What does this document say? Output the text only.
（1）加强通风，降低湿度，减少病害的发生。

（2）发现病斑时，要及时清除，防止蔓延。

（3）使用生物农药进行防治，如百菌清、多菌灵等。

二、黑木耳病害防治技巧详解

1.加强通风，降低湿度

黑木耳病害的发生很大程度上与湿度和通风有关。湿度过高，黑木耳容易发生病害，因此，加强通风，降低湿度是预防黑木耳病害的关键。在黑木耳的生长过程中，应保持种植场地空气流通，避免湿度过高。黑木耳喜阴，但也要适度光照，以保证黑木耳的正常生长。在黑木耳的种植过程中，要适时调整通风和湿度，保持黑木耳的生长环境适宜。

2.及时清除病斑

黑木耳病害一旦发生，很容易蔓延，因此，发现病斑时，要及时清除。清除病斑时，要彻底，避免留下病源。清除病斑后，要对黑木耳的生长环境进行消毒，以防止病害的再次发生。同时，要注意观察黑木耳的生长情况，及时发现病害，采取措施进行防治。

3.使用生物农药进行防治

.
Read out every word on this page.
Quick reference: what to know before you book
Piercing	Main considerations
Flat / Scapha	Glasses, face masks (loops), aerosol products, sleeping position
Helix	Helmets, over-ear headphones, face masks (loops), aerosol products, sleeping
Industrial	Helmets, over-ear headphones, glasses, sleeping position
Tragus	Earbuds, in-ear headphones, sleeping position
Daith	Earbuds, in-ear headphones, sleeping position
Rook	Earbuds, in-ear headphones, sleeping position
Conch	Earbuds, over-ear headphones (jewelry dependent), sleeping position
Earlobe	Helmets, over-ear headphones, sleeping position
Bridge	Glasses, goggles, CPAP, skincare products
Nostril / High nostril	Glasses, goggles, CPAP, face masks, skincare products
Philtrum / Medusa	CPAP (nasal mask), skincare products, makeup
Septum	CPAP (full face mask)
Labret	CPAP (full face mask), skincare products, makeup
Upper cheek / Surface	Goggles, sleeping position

····················

• **Task requirements**
Repeat, without change, each line of the data above from the one that contains "Read out every word on this page." through the final line, counting both.

• **Written answer**
Read out every word on this page.
Quick reference: what to know before you book
Piercing	Main considerations
Flat / Scapha	Glasses, face masks (loops), aerosol products, sleeping position
Helix	Helmets, over-ear headphones, face masks (loops), aerosol products, sleeping
Industrial	Helmets, over-ear headphones, glasses, sleeping position
Tragus	Earbuds, in-ear headphones, sleeping position
Daith	Earbuds, in-ear headphones, sleeping position
Rook	Earbuds, in-ear headphones, sleeping position
Conch	Earbuds, over-ear headphones (jewelry dependent), sleeping position
Earlobe	Helmets, over-ear headphones, sleeping position
Bridge	Glasses, goggles, CPAP, skincare products
Nostril / High nostril	Glasses, goggles, CPAP, face masks, skincare products
Philtrum / Medusa	CPAP (nasal mask), skincare products, makeup
Septum	CPAP (full face mask)
Labret	CPAP (full face mask), skincare products, makeup
Upper cheek / Surface	Goggles, sleeping position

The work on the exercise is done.